(Provided passage):
───

Within health care circles, the impact of Hurricane Fiona on Puerto Rico’s power grid has once again begged the question of how best to distribute diesel fuel among health care providers for emergency power. But one issue that has been left undiscussed poses a far more significant question: Why does the health care sector still use diesel fuel?
At this point, national health care policy officials are well aware of three realities.
First, health care providers increasingly use diesel for emergency power as the number, intensity and duration of disaster events continue to increase. This is because the Centers for Medicare & Medicaid Services’ (CMS’) 2016 fire safety and emergency preparedness regulatory rules require providers, particularly hospitals, to meet the 2012 edition of NFPA 101, Life Safety Code® and related standards including the 2012 edition of NFPA 99, Health Care Facilities Code. Specifically, health care providers’ emergency power supply (EPS) must be generator driven by spark-ignited diesel or gas turbine engines.
Second, health care consumes a vast amount of diesel and other fossil fuels. Per the Environmental Protection Agency’s (EPA’s) greenhouse gas (GHG) calculator, that figure is equivalent to burning 500 billion pounds of coal or 1.16 billion barrels of oil annually.
Finally, the Department of Health and Human Services (HHS), which oversees CMS, continues to do nothing measurable to reduce health care’s GHG pollution. Continuing to ignore the problem means the sector’s annual 500 million metric tons, or 8.5% of total U.S. emissions, will moreover continue to worsen minority populations’ disease burden. Ironically, these populations are disproportionately served by federally qualified health centers (FQHCs) that are regulated by HHS’s Health Services and Resources Administration (HRSA).
These realities explain why after Hurricane Maria in 2017 an increasing number of Puerto Rico’s community health clinics (CHCs) began converting to solar power microgrids with battery storage. To date, approximately 16 have done so.
Beyond Puerto Rico, CHCs and hospitals in California, Massachusetts, Florida, New Jersey, New York and Texas have also successfully piloted self-contained solar and battery microgrids for their emergency power and essential power. Beyond improvements in care quality — absent having to close in disaster scenarios — and boosted climate resiliency, solar power appreciably improves these providers’ financial sustainability. One California CHC, having converted to nearly 100% solar, reduced its annual power bill by 90% and now receives considerable energy rebate income from Pacific Gas & Electric.
Even if, magically, regulators in Puerto Rico and elsewhere could equitably apportion diesel when demand exceeds supply, the fuel’s use is still subject to supply disruptions. Diesel fuel is also finite, degrades over time and requires storage. Diesel generators have also proven to be unreliable. For example, during Hurricane Sandy, six hospitals in New York were forced to completely shut down and remained closed for more than 100 days. And again, the emissions from diesel fuel combustion causes incalculable health harms.

───

(Given information):
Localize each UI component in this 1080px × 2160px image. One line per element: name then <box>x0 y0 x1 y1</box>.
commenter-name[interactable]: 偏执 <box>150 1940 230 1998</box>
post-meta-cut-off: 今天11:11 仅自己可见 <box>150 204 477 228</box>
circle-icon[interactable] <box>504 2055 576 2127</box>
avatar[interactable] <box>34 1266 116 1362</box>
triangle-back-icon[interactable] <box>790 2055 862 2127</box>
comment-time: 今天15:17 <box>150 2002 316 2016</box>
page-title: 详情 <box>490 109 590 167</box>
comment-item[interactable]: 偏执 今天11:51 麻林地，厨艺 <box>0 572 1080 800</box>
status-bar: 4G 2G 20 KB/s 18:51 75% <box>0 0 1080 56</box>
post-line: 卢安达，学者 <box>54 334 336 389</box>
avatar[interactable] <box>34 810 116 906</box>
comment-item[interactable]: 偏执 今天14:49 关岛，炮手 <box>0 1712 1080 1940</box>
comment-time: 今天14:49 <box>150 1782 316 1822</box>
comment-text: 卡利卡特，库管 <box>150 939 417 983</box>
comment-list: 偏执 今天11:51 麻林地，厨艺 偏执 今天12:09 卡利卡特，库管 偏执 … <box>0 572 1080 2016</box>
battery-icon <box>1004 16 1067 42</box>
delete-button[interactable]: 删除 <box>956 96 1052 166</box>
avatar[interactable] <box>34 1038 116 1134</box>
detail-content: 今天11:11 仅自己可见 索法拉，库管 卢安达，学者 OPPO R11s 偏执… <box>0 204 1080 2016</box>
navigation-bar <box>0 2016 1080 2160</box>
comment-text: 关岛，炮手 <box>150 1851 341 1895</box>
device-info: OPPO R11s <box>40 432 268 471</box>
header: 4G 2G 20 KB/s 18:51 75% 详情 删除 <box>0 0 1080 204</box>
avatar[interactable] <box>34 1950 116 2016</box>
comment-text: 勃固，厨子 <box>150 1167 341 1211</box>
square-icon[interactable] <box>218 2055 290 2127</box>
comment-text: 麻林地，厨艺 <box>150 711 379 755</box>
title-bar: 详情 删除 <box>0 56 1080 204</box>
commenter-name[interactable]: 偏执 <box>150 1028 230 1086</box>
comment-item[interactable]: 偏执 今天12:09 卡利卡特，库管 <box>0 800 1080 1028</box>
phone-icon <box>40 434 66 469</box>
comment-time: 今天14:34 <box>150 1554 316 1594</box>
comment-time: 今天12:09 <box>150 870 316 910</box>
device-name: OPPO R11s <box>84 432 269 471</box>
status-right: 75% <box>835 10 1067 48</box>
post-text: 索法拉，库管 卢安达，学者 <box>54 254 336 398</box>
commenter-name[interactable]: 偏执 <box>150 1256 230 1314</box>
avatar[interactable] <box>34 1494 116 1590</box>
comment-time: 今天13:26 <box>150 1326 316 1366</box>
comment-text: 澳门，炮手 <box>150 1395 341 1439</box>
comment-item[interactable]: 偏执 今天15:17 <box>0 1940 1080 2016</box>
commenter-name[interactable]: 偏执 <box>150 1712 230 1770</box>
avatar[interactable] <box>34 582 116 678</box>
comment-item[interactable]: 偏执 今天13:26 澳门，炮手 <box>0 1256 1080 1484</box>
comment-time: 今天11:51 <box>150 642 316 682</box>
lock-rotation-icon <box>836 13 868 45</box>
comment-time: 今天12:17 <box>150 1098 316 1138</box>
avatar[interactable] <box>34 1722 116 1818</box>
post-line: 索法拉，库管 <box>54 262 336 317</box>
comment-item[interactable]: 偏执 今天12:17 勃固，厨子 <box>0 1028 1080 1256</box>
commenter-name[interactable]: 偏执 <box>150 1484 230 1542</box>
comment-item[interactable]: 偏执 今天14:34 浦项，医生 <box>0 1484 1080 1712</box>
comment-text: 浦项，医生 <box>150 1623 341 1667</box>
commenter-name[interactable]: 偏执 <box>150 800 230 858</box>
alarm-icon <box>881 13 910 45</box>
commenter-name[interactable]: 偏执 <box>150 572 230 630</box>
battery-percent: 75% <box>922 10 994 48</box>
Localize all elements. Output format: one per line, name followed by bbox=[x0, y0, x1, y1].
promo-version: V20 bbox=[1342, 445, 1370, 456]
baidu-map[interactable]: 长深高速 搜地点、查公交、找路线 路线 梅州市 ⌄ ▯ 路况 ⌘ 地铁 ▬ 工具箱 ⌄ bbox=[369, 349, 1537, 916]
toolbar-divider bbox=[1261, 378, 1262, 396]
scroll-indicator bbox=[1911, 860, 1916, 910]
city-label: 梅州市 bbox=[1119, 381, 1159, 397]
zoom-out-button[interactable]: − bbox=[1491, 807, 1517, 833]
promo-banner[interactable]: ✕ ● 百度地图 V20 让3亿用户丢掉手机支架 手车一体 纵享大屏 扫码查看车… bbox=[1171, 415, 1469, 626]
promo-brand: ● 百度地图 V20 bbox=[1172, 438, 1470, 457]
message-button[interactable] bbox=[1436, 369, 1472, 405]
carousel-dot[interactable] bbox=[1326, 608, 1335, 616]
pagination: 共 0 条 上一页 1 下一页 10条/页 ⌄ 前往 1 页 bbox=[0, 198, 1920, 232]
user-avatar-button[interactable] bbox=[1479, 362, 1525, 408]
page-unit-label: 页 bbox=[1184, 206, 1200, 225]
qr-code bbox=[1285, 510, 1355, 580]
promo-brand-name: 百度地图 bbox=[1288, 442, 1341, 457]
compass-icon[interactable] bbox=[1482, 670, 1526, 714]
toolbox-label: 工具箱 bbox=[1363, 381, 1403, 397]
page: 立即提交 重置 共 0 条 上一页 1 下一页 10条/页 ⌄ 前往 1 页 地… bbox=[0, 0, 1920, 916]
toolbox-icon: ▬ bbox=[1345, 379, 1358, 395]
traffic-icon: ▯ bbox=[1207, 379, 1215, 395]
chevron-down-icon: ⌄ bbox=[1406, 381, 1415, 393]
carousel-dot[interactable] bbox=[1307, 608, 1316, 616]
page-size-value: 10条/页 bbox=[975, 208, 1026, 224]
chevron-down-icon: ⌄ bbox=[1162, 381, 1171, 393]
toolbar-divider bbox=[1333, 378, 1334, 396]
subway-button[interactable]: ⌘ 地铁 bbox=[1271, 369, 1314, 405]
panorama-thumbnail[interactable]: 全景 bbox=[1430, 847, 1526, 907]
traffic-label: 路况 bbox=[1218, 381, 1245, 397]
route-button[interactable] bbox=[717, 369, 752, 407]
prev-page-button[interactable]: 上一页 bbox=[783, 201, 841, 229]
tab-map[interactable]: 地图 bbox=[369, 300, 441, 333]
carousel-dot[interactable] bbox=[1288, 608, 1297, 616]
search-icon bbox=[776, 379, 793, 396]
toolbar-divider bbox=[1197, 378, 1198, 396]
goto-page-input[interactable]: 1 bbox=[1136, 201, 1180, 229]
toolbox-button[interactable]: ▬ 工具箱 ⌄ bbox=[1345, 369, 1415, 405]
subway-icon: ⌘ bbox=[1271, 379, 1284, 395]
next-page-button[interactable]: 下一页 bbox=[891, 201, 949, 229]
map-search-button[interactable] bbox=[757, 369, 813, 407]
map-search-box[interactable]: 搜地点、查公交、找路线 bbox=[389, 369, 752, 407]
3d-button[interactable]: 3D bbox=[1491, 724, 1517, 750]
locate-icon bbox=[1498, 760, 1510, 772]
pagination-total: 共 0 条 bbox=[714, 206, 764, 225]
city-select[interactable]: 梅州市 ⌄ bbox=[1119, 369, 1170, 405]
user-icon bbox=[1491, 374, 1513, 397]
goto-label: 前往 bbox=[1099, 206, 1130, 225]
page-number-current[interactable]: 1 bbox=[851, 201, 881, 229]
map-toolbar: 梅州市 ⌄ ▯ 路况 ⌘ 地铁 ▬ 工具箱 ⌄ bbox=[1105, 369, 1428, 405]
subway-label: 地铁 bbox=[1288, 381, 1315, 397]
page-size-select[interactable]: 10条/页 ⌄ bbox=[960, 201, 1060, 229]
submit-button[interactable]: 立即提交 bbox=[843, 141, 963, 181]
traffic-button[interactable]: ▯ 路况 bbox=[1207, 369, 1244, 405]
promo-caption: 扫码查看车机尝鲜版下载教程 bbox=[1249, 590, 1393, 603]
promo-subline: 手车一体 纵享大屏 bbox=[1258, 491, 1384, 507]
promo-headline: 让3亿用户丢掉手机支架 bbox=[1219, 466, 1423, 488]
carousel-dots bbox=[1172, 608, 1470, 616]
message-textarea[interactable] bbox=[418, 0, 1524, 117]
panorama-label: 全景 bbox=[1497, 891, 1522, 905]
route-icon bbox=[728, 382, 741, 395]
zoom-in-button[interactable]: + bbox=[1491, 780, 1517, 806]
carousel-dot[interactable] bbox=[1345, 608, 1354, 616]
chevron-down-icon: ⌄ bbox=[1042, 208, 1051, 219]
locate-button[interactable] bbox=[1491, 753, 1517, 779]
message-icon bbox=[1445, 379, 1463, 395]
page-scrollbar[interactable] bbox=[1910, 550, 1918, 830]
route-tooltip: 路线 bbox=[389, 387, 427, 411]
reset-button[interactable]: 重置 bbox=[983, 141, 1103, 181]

───

(Parts of the exercise):
1 – In the article on diesel fuel in health care:
(a) About how many of Puerto Rico's community health clinics have converted to solar power microgrids with battery storage?
(b) What share of total U.S. emissions does the health care sector's annual 500 million metric tons represent?
(c) How many New York hospitals completely shut down during Hurricane Sandy?
2 – Could you resume the article on diesel fuel in health care, starting right after its last sentence?
The listing isn't needed for anything here.

(Task answers):
1 –
(a) About 16.
(b) 8.5%.
(c) Six.

2 –
Alternatively, solar power, when paired with modern storage technology, is more reliable and neither emits GHG pollution nor contributes to human-induced climate change. Concerning cost or financial sustainability, per studies by, among others, the Department of Energy, the International Renewable Energy Agency (IRENA), the National Renewable Energy Laboratory and the World Resources Institute, solar and other renewable energy sources are comparatively cheaper than fossil fuels per megawatt hour, have lower operating costs and can be developed more rapidly, plus solar panels offset their manufacturing energy within approximately two years of operation. As for battery storage, lithium-ion system prices declined as much as 85% between 2010 and 2018. Today, it is cheaper to the save the climate than to continue to destroy it.
Autonomous microgrids offer the possibility of fail-safe islanding a provider’s life safety emergency power. More fully appreciated, microgrids can make essential and emergency power a distinction without a difference.
This possibility has not been unappreciated by NFPA standards committees. In 2021, the NFPA 99 technical committee identified “health care microgrid” as an acceptable emergency power supply source.
The importance of an updated NFPA standard was immediately recognized by state health planners, particularly in California. Between 2018 and 2019 the state experienced 50,000 blackouts affecting 51 million residents. In a September 2021 report for the California Office of Statewide Health Planning and Development, the authors addressed the problem of installing solar microgrids as “an EPS in a code compliant manner.” Specifically, they questioned whether CMS, requiring providers to meet now-outdated NFPA standards, would refuse to reimburse solar microgrid-powered providers. Therefore, the report’s authors recommended CMS create a task force to publish subregulatory guidance that updates the agency’s 2016 regulatory rules allowing microgrids to be utilized for emergency power.
CMS has an opportunity to improve providers’ emergency power supply reliability (and potentially, their essential power supply as well) along with provider sustainability and care quality while reducing health care inequities. For FQHCs, EPS regulatory reform also provides additional impetus to monetize recently legislated Inflation Reduction Act tax credits that for the first time are available to tax-exempt entities. Federal regulators need to recognize the renewable energy microgrid future is here. One small, practical regulatory update can finally put the health care sector on a path towards decarbonization.